> _Written request_
Copy each line holding the string "text".

> _Material provided_
+-------+
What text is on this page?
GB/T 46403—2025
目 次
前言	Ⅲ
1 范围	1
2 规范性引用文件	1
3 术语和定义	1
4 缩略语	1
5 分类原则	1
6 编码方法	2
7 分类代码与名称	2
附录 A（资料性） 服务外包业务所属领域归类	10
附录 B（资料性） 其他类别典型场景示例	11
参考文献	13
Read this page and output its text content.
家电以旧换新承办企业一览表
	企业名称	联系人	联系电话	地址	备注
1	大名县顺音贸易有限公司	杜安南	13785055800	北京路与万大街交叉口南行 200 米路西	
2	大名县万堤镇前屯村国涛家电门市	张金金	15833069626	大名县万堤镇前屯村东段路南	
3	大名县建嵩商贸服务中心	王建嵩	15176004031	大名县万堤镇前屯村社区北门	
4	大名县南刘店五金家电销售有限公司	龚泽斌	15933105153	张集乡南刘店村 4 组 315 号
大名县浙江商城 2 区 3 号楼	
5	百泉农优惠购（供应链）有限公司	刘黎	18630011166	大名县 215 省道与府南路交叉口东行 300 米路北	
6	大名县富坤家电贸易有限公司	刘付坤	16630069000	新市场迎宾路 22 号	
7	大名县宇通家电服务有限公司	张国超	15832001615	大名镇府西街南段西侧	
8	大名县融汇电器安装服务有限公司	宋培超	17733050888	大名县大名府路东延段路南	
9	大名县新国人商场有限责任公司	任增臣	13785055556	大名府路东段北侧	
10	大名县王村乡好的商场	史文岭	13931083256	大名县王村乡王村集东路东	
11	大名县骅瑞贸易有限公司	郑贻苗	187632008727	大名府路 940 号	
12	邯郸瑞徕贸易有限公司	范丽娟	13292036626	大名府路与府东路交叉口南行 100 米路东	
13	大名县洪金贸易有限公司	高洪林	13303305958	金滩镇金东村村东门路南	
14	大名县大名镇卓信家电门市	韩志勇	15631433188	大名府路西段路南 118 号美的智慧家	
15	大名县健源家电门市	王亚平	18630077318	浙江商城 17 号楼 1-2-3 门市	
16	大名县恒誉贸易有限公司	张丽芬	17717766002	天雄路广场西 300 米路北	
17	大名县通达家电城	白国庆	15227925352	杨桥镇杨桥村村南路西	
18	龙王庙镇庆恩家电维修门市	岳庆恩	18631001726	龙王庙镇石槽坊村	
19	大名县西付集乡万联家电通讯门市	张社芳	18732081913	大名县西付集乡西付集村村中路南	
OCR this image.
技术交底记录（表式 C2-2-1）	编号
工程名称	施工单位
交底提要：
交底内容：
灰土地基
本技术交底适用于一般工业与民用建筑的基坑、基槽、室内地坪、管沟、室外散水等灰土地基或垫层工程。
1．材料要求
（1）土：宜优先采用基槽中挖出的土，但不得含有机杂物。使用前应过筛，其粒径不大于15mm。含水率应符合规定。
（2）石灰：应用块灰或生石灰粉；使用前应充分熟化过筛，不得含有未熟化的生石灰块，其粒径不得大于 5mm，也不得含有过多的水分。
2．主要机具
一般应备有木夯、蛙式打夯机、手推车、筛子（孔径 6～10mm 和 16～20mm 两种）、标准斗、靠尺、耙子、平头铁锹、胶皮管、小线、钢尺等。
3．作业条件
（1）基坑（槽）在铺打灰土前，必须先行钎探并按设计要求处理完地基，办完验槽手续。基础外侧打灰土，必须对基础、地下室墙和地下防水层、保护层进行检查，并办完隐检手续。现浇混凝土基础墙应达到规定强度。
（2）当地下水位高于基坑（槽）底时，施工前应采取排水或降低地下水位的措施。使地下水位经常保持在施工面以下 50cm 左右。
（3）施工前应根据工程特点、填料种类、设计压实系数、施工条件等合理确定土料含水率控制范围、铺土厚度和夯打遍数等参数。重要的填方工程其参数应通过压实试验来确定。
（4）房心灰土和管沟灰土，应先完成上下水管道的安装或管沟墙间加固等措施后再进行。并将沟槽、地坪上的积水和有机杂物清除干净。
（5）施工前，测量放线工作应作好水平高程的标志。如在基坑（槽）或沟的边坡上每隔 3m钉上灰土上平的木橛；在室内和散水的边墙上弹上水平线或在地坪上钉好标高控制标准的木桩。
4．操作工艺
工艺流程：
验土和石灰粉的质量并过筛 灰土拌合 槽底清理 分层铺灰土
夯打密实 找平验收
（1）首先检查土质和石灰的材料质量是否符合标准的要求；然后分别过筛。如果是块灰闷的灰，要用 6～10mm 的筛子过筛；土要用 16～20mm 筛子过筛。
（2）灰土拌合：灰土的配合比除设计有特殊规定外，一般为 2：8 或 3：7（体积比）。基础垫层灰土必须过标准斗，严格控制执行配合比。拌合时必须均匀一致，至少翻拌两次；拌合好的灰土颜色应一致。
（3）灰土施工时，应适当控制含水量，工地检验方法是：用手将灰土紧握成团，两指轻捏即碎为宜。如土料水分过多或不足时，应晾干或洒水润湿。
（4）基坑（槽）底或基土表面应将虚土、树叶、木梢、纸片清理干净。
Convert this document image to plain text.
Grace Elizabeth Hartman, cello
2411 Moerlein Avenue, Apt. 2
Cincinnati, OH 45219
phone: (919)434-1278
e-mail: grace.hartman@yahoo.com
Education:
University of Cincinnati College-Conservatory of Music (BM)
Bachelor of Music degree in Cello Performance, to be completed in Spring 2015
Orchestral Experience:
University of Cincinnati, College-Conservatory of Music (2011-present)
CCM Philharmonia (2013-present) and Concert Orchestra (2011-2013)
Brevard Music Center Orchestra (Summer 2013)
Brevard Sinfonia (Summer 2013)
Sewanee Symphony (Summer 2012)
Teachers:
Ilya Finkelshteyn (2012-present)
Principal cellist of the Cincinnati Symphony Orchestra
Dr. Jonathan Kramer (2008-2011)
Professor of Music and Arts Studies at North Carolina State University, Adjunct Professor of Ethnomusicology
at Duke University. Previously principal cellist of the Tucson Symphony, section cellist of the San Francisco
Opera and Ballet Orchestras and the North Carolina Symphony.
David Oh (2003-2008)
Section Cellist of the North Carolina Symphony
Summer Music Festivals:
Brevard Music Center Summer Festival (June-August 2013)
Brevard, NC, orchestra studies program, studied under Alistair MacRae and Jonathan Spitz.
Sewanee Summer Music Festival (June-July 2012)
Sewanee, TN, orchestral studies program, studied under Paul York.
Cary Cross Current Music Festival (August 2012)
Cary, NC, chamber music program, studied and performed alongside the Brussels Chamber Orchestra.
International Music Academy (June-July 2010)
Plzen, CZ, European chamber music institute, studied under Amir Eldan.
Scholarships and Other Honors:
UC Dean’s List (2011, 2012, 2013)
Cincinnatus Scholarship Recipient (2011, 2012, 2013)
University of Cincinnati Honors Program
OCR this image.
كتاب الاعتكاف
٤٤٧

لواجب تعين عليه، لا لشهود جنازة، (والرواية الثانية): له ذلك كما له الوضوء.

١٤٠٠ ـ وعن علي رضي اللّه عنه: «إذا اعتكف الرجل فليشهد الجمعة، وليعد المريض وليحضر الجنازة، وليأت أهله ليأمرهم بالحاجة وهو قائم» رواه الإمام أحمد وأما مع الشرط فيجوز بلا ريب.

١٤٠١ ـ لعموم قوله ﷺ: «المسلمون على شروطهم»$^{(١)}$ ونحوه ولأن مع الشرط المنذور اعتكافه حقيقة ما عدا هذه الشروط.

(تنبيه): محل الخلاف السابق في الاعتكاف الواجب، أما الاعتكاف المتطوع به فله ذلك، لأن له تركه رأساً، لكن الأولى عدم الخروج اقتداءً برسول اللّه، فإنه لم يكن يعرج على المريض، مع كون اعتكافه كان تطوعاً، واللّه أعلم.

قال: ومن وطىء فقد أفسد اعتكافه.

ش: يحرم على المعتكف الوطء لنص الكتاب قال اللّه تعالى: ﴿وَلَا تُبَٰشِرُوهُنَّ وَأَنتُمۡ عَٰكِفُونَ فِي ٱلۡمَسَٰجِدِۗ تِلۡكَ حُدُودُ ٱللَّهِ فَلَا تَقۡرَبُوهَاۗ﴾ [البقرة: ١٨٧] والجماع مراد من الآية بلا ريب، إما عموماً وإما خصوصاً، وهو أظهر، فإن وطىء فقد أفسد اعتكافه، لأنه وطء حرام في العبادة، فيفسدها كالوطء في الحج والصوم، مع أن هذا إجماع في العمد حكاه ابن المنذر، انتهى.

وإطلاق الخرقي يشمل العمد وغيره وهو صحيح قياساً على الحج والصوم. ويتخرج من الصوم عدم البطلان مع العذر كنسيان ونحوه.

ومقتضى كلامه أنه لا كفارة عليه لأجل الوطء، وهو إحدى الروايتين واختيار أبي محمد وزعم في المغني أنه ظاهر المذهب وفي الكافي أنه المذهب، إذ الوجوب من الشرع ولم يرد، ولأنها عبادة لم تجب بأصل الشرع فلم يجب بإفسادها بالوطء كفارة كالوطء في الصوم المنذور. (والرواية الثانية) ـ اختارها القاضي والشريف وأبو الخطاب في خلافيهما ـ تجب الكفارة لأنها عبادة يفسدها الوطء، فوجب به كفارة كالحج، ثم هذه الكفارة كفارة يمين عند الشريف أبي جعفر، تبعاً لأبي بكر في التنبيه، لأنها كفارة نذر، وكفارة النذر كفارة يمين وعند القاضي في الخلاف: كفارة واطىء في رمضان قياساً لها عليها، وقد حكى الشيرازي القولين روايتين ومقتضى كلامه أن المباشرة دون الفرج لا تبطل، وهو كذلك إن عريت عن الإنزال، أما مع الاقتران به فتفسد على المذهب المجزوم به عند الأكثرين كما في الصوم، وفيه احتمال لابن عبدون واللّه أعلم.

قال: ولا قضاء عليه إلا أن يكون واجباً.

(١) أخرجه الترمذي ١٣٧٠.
+-------+
> _Problem solution_
What text is on this page?
Read this page and output its text content.
Convert this document image to plain text.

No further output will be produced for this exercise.